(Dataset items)
** Start **

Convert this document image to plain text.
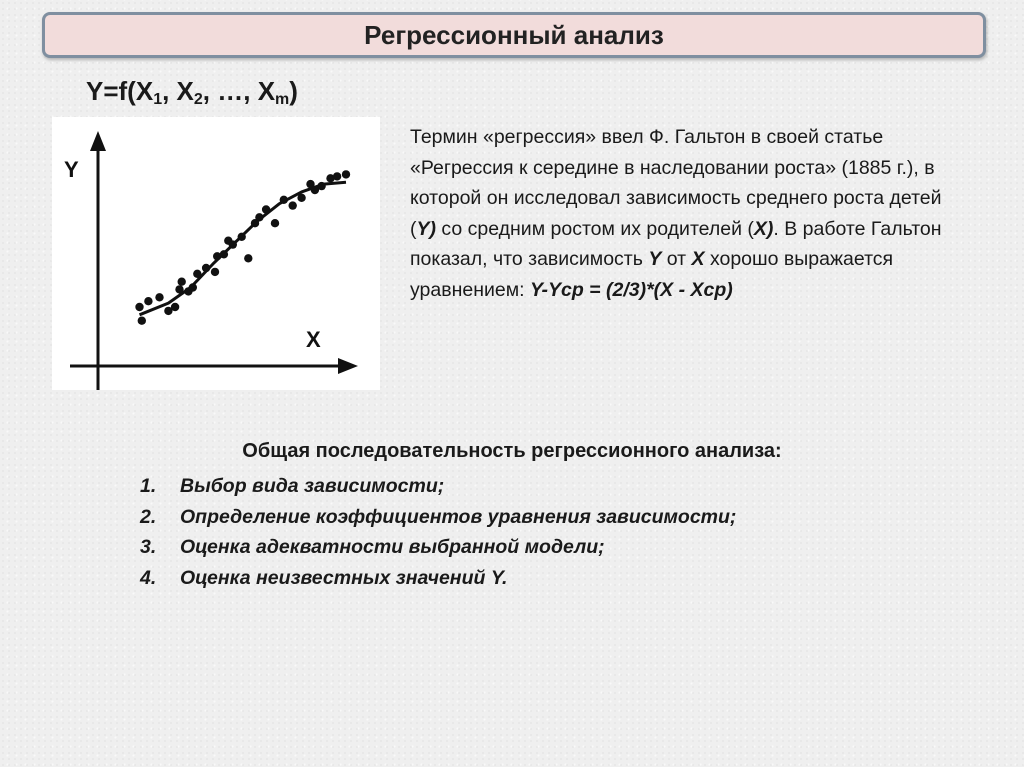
Регрессионный анализ
$Y=f(X_1$, $X_2$, …, $X_m$)
Y
X
Термин «регрессия» ввел Ф. Гальтон в своей статье «Регрессия к середине в наследовании роста» (1885 г.), в которой он исследовал зависимость среднего роста детей (Y) со средним ростом их родителей (X). В работе Гальтон показал, что зависимость Y от X хорошо выражается уравнением: Y-Ycp = (2/3)*(X - Xcp)
Общая последовательность регрессионного анализа:
1. Выбор вида зависимости;
2. Определение коэффициентов уравнения зависимости;
3. Оценка адекватности выбранной модели;
4. Оценка неизвестных значений Y.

** End **

**GIVEN PROBLEM**
Collect every line from the records above that contains the word "Оценка".

**FINISHED ANSWER**
3. Оценка адекватности выбранной модели;
4. Оценка неизвестных значений Y.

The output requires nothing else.